Find every line of the listing below where "JSON" appears, and copy it.

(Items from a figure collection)

* BEGIN *

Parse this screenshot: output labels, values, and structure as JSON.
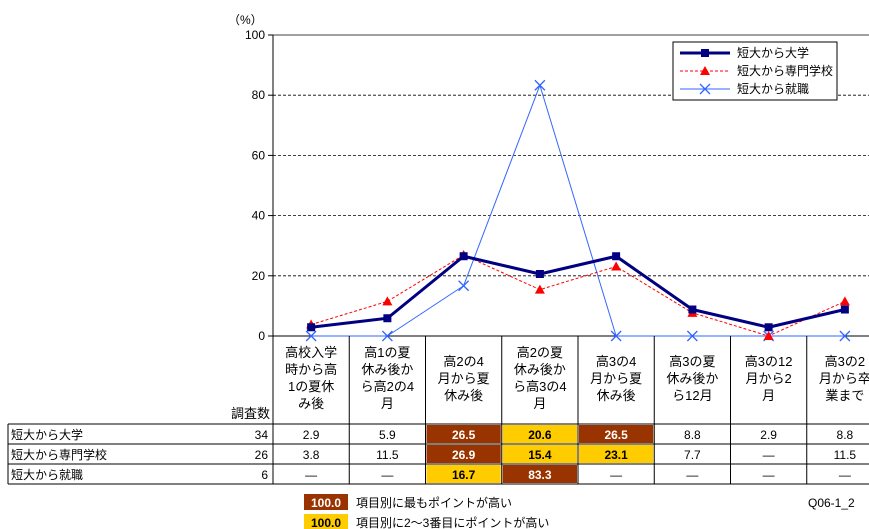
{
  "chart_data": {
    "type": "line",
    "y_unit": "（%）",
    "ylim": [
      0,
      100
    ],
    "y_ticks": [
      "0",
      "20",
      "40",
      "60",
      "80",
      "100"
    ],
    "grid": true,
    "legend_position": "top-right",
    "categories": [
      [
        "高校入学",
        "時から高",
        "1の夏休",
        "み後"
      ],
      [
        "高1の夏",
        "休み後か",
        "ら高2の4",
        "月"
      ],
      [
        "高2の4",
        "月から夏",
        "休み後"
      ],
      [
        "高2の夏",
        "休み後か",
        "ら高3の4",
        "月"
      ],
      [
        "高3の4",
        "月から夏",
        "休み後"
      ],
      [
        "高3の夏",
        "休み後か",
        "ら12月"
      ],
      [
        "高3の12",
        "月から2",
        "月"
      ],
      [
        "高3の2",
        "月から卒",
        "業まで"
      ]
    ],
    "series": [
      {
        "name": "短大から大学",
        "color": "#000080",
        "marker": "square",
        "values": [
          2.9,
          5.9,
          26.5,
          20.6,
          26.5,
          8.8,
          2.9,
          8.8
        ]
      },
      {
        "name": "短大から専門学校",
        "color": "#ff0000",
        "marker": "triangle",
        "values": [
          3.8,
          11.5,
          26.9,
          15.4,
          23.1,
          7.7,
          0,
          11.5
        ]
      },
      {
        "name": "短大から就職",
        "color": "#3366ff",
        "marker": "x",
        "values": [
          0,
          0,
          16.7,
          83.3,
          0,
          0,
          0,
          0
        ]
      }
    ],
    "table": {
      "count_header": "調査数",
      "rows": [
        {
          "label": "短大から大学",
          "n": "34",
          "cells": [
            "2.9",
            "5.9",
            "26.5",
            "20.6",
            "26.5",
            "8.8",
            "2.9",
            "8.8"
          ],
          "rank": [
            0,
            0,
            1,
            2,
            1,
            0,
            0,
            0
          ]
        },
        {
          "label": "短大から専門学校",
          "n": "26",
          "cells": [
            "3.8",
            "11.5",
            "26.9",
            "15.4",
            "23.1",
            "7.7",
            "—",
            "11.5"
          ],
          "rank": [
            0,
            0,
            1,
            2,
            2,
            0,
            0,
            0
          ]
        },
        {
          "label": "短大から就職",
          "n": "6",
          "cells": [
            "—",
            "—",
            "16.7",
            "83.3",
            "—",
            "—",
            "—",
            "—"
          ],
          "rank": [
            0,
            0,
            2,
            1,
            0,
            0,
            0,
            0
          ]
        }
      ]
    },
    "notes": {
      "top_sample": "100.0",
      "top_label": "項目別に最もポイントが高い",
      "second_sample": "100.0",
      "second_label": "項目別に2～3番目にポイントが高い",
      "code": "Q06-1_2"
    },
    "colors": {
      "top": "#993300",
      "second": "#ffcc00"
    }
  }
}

* END *
* BEGIN *

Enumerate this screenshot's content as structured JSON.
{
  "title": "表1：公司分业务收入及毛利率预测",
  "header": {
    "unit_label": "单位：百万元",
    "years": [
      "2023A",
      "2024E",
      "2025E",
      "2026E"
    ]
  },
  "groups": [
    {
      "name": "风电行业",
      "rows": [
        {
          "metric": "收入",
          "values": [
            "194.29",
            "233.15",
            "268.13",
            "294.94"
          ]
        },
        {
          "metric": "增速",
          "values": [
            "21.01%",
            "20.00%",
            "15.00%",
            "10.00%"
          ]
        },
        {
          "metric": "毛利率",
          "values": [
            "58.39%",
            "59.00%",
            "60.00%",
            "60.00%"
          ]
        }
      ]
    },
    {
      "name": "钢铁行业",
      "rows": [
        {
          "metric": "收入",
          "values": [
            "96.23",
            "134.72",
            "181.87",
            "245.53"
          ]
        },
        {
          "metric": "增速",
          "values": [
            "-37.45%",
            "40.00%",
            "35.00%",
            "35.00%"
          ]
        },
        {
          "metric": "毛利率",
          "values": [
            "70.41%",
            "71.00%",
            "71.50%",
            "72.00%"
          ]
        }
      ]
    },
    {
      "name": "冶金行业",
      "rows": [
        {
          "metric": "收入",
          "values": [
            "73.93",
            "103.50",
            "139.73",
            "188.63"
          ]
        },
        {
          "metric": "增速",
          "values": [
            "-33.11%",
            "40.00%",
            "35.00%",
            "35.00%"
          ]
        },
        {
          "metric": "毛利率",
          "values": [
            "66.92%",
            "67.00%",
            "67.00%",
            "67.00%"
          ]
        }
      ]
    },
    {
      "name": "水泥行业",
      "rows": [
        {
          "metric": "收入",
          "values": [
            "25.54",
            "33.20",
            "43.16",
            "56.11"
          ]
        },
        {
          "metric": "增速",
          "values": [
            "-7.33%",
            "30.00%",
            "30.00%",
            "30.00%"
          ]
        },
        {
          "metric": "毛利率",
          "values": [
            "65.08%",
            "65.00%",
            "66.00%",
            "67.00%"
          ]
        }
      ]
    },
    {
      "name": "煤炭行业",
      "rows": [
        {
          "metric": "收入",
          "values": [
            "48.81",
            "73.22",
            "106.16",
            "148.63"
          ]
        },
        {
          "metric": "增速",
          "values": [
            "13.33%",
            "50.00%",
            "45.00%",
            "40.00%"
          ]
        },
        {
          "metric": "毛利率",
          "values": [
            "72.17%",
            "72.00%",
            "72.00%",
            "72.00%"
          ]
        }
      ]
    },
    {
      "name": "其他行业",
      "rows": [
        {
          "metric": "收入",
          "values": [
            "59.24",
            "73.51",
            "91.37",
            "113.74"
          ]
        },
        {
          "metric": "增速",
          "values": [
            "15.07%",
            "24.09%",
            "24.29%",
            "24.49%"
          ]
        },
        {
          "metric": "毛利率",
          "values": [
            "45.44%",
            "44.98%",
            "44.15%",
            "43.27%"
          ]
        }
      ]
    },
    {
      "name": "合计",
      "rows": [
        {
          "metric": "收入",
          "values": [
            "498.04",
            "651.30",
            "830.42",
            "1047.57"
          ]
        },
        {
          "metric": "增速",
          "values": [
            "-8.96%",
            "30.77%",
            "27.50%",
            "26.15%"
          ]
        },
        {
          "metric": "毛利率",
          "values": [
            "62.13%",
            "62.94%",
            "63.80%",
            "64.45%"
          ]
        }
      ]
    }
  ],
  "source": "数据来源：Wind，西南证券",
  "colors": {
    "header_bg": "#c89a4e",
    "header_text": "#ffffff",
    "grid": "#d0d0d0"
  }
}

* END *

-- RESULT FOR THIS TASK --
Parse this screenshot: output labels, values, and structure as JSON.
Enumerate this screenshot's content as structured JSON.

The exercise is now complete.